Work to do: Below are some entries. Output each one exactly as it appears.

Records from a collection:
##############################
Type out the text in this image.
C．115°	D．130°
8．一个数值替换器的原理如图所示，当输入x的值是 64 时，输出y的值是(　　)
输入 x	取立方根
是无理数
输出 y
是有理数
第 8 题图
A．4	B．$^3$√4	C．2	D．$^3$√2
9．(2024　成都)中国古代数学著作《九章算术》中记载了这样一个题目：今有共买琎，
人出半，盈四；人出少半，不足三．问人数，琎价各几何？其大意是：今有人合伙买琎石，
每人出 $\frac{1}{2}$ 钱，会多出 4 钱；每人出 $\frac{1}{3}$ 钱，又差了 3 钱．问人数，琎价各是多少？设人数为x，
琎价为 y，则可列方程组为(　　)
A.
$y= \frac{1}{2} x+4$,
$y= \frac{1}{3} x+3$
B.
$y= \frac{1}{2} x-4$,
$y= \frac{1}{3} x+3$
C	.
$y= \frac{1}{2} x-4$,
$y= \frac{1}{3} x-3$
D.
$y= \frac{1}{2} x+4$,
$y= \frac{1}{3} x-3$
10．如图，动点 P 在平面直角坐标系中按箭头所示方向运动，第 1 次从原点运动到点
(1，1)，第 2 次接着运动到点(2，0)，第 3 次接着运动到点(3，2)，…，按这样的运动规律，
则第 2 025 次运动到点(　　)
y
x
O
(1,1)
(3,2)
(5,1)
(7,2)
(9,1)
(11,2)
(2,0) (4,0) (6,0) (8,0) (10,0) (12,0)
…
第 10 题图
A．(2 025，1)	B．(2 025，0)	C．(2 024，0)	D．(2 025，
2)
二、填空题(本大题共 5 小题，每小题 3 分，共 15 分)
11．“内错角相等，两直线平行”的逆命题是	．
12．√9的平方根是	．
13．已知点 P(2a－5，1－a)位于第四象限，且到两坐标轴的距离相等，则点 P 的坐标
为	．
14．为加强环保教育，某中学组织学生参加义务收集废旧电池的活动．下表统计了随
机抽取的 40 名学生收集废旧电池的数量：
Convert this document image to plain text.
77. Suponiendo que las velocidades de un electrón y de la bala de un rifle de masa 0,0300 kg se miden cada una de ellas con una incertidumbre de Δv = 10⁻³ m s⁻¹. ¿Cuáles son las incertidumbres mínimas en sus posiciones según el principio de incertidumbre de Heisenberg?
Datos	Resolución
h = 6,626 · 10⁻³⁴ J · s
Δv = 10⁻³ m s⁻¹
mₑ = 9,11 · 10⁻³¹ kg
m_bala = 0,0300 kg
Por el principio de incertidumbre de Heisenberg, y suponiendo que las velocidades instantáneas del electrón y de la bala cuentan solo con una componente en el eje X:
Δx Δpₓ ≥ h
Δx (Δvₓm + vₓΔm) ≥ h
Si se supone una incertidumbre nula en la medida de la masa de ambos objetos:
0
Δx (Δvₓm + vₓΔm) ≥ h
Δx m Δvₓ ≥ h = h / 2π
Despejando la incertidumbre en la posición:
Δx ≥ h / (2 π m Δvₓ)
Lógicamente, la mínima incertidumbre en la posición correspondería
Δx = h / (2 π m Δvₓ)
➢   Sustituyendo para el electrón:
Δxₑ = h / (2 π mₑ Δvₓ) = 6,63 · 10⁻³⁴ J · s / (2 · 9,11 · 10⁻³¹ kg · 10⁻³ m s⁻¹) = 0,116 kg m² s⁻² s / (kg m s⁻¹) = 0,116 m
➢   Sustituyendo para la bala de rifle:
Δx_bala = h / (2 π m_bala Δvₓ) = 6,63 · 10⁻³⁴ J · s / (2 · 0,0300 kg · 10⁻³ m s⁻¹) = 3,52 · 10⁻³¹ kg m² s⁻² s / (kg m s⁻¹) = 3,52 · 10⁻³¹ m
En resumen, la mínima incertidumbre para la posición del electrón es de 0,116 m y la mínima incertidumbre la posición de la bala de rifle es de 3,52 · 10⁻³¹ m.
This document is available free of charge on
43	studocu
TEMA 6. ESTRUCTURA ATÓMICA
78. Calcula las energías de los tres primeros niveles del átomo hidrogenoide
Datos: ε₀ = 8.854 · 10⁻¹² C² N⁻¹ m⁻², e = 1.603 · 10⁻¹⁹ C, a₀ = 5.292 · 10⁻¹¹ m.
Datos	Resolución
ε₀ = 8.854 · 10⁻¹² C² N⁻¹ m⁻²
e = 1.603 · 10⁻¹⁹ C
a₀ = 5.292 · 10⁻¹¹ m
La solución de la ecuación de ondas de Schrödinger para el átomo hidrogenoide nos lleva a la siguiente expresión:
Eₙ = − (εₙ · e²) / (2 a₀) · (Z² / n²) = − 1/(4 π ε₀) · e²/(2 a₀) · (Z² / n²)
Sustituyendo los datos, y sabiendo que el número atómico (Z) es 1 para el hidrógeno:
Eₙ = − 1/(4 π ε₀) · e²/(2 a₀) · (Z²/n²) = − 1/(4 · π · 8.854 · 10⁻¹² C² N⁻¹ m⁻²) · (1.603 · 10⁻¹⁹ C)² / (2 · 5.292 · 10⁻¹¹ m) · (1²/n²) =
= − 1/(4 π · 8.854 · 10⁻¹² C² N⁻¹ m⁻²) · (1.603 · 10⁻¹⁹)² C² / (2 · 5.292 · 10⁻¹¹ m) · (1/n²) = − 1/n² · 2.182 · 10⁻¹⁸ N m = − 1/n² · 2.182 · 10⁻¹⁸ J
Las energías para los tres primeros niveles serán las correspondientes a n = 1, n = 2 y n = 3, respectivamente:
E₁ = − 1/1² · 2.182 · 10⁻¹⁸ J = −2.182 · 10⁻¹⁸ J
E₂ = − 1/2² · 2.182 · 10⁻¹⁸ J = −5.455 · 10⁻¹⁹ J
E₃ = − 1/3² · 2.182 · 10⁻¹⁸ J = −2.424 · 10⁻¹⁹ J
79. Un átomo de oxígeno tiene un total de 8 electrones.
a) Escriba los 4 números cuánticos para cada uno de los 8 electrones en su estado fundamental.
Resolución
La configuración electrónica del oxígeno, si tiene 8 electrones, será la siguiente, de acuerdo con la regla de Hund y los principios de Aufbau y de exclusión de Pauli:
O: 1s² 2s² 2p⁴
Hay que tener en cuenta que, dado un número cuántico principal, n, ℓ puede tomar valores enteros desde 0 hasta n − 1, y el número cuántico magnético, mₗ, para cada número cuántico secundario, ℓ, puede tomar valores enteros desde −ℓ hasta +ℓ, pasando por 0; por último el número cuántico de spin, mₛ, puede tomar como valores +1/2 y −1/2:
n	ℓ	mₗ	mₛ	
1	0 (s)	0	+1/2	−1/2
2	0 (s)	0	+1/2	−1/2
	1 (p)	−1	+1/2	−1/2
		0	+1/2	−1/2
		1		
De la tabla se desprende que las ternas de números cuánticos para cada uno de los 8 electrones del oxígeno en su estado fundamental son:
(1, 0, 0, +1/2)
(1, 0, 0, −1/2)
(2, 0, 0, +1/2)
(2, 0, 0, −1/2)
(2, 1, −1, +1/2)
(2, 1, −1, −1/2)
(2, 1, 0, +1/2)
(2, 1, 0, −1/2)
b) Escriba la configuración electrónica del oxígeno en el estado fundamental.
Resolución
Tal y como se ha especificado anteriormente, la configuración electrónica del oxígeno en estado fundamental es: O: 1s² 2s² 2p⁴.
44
##############################
Final result:
Type out the text in this image.
C．115°	D．130°
8．一个数值替换器的原理如图所示，当输入x的值是 64 时，输出y的值是(　　)
输入 x	取立方根
是无理数
输出 y
是有理数
第 8 题图
A．4	B．$^3$√4	C．2	D．$^3$√2
9．(2024　成都)中国古代数学著作《九章算术》中记载了这样一个题目：今有共买琎，
人出半，盈四；人出少半，不足三．问人数，琎价各几何？其大意是：今有人合伙买琎石，
每人出 $\frac{1}{2}$ 钱，会多出 4 钱；每人出 $\frac{1}{3}$ 钱，又差了 3 钱．问人数，琎价各是多少？设人数为x，
琎价为 y，则可列方程组为(　　)
A.
$y= \frac{1}{2} x+4$,
$y= \frac{1}{3} x+3$
B.
$y= \frac{1}{2} x-4$,
$y= \frac{1}{3} x+3$
C	.
$y= \frac{1}{2} x-4$,
$y= \frac{1}{3} x-3$
D.
$y= \frac{1}{2} x+4$,
$y= \frac{1}{3} x-3$
10．如图，动点 P 在平面直角坐标系中按箭头所示方向运动，第 1 次从原点运动到点
(1，1)，第 2 次接着运动到点(2，0)，第 3 次接着运动到点(3，2)，…，按这样的运动规律，
则第 2 025 次运动到点(　　)
y
x
O
(1,1)
(3,2)
(5,1)
(7,2)
(9,1)
(11,2)
(2,0) (4,0) (6,0) (8,0) (10,0) (12,0)
…
第 10 题图
A．(2 025，1)	B．(2 025，0)	C．(2 024，0)	D．(2 025，
2)
二、填空题(本大题共 5 小题，每小题 3 分，共 15 分)
11．“内错角相等，两直线平行”的逆命题是	．
12．√9的平方根是	．
13．已知点 P(2a－5，1－a)位于第四象限，且到两坐标轴的距离相等，则点 P 的坐标
为	．
14．为加强环保教育，某中学组织学生参加义务收集废旧电池的活动．下表统计了随
机抽取的 40 名学生收集废旧电池的数量：
Convert this document image to plain text.
77. Suponiendo que las velocidades de un electrón y de la bala de un rifle de masa 0,0300 kg se miden cada una de ellas con una incertidumbre de Δv = 10⁻³ m s⁻¹. ¿Cuáles son las incertidumbres mínimas en sus posiciones según el principio de incertidumbre de Heisenberg?
Datos	Resolución
h = 6,626 · 10⁻³⁴ J · s
Δv = 10⁻³ m s⁻¹
mₑ = 9,11 · 10⁻³¹ kg
m_bala = 0,0300 kg
Por el principio de incertidumbre de Heisenberg, y suponiendo que las velocidades instantáneas del electrón y de la bala cuentan solo con una componente en el eje X:
Δx Δpₓ ≥ h
Δx (Δvₓm + vₓΔm) ≥ h
Si se supone una incertidumbre nula en la medida de la masa de ambos objetos:
0
Δx (Δvₓm + vₓΔm) ≥ h
Δx m Δvₓ ≥ h = h / 2π
Despejando la incertidumbre en la posición:
Δx ≥ h / (2 π m Δvₓ)
Lógicamente, la mínima incertidumbre en la posición correspondería
Δx = h / (2 π m Δvₓ)
➢   Sustituyendo para el electrón:
Δxₑ = h / (2 π mₑ Δvₓ) = 6,63 · 10⁻³⁴ J · s / (2 · 9,11 · 10⁻³¹ kg · 10⁻³ m s⁻¹) = 0,116 kg m² s⁻² s / (kg m s⁻¹) = 0,116 m
➢   Sustituyendo para la bala de rifle:
Δx_bala = h / (2 π m_bala Δvₓ) = 6,63 · 10⁻³⁴ J · s / (2 · 0,0300 kg · 10⁻³ m s⁻¹) = 3,52 · 10⁻³¹ kg m² s⁻² s / (kg m s⁻¹) = 3,52 · 10⁻³¹ m
En resumen, la mínima incertidumbre para la posición del electrón es de 0,116 m y la mínima incertidumbre la posición de la bala de rifle es de 3,52 · 10⁻³¹ m.
This document is available free of charge on
43	studocu
TEMA 6. ESTRUCTURA ATÓMICA
78. Calcula las energías de los tres primeros niveles del átomo hidrogenoide
Datos: ε₀ = 8.854 · 10⁻¹² C² N⁻¹ m⁻², e = 1.603 · 10⁻¹⁹ C, a₀ = 5.292 · 10⁻¹¹ m.
Datos	Resolución
ε₀ = 8.854 · 10⁻¹² C² N⁻¹ m⁻²
e = 1.603 · 10⁻¹⁹ C
a₀ = 5.292 · 10⁻¹¹ m
La solución de la ecuación de ondas de Schrödinger para el átomo hidrogenoide nos lleva a la siguiente expresión:
Eₙ = − (εₙ · e²) / (2 a₀) · (Z² / n²) = − 1/(4 π ε₀) · e²/(2 a₀) · (Z² / n²)
Sustituyendo los datos, y sabiendo que el número atómico (Z) es 1 para el hidrógeno:
Eₙ = − 1/(4 π ε₀) · e²/(2 a₀) · (Z²/n²) = − 1/(4 · π · 8.854 · 10⁻¹² C² N⁻¹ m⁻²) · (1.603 · 10⁻¹⁹ C)² / (2 · 5.292 · 10⁻¹¹ m) · (1²/n²) =
= − 1/(4 π · 8.854 · 10⁻¹² C² N⁻¹ m⁻²) · (1.603 · 10⁻¹⁹)² C² / (2 · 5.292 · 10⁻¹¹ m) · (1/n²) = − 1/n² · 2.182 · 10⁻¹⁸ N m = − 1/n² · 2.182 · 10⁻¹⁸ J
Las energías para los tres primeros niveles serán las correspondientes a n = 1, n = 2 y n = 3, respectivamente:
E₁ = − 1/1² · 2.182 · 10⁻¹⁸ J = −2.182 · 10⁻¹⁸ J
E₂ = − 1/2² · 2.182 · 10⁻¹⁸ J = −5.455 · 10⁻¹⁹ J
E₃ = − 1/3² · 2.182 · 10⁻¹⁸ J = −2.424 · 10⁻¹⁹ J
79. Un átomo de oxígeno tiene un total de 8 electrones.
a) Escriba los 4 números cuánticos para cada uno de los 8 electrones en su estado fundamental.
Resolución
La configuración electrónica del oxígeno, si tiene 8 electrones, será la siguiente, de acuerdo con la regla de Hund y los principios de Aufbau y de exclusión de Pauli:
O: 1s² 2s² 2p⁴
Hay que tener en cuenta que, dado un número cuántico principal, n, ℓ puede tomar valores enteros desde 0 hasta n − 1, y el número cuántico magnético, mₗ, para cada número cuántico secundario, ℓ, puede tomar valores enteros desde −ℓ hasta +ℓ, pasando por 0; por último el número cuántico de spin, mₛ, puede tomar como valores +1/2 y −1/2:
n	ℓ	mₗ	mₛ	
1	0 (s)	0	+1/2	−1/2
2	0 (s)	0	+1/2	−1/2
	1 (p)	−1	+1/2	−1/2
		0	+1/2	−1/2
		1		
De la tabla se desprende que las ternas de números cuánticos para cada uno de los 8 electrones del oxígeno en su estado fundamental son:
(1, 0, 0, +1/2)
(1, 0, 0, −1/2)
(2, 0, 0, +1/2)
(2, 0, 0, −1/2)
(2, 1, −1, +1/2)
(2, 1, −1, −1/2)
(2, 1, 0, +1/2)
(2, 1, 0, −1/2)
b) Escriba la configuración electrónica del oxígeno en el estado fundamental.
Resolución
Tal y como se ha especificado anteriormente, la configuración electrónica del oxígeno en estado fundamental es: O: 1s² 2s² 2p⁴.
44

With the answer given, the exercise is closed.